__Records for this exercise__
--------------------------------------------------

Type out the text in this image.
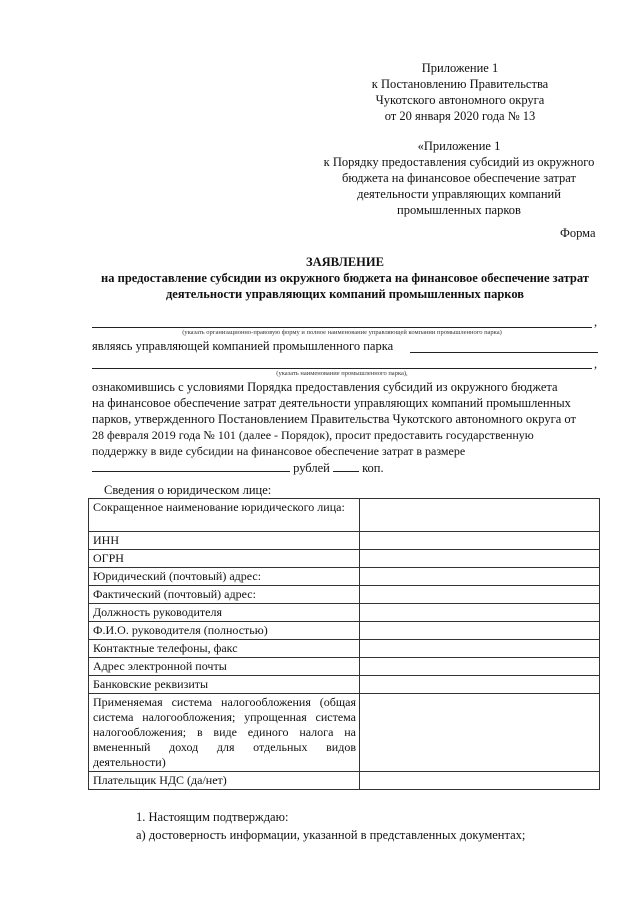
Приложение 1
к Постановлению Правительства
Чукотского автономного округа
от 20 января 2020 года № 13
«Приложение 1
к Порядку предоставления субсидий из окружного
бюджета на финансовое обеспечение затрат
деятельности управляющих компаний
промышленных парков
Форма
ЗАЯВЛЕНИЕ
на предоставление субсидии из окружного бюджета на финансовое обеспечение затрат
деятельности управляющих компаний промышленных парков
,
(указать организационно-правовую форму и полное наименование управляющей компании промышленного парка)
являясь управляющей компанией промышленного парка
,
(указать наименование промышленного парка),
ознакомившись с условиями Порядка предоставления субсидий из окружного бюджета
на финансовое обеспечение затрат деятельности управляющих компаний промышленных
парков, утвержденного Постановлением Правительства Чукотского автономного округа от
28 февраля 2019 года № 101 (далее - Порядок), просит предоставить государственную
поддержку в виде субсидии на финансовое обеспечение затрат в размере
рублей	коп.
Сведения о юридическом лице:
Сокращенное наименование юридического лица:	
ИНН	
ОГРН	
Юридический (почтовый) адрес:	
Фактический (почтовый) адрес:	
Должность руководителя	
Ф.И.О. руководителя (полностью)	
Контактные телефоны, факс	
Адрес электронной почты	
Банковские реквизиты	
Применяемая система налогообложения (общая система налогообложения; упрощенная система налогообложения; в виде единого налога на вмененный доход для отдельных видов деятельности)	
Плательщик НДС (да/нет)	
1. Настоящим подтверждаю:
а) достоверность информации, указанной в представленных документах;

--------------------------------------------------

__What is being asked__
Track down every line holding the string "руководителя" and copy it.

__Result of the task__
Должность руководителя	
Ф.И.О. руководителя (полностью)	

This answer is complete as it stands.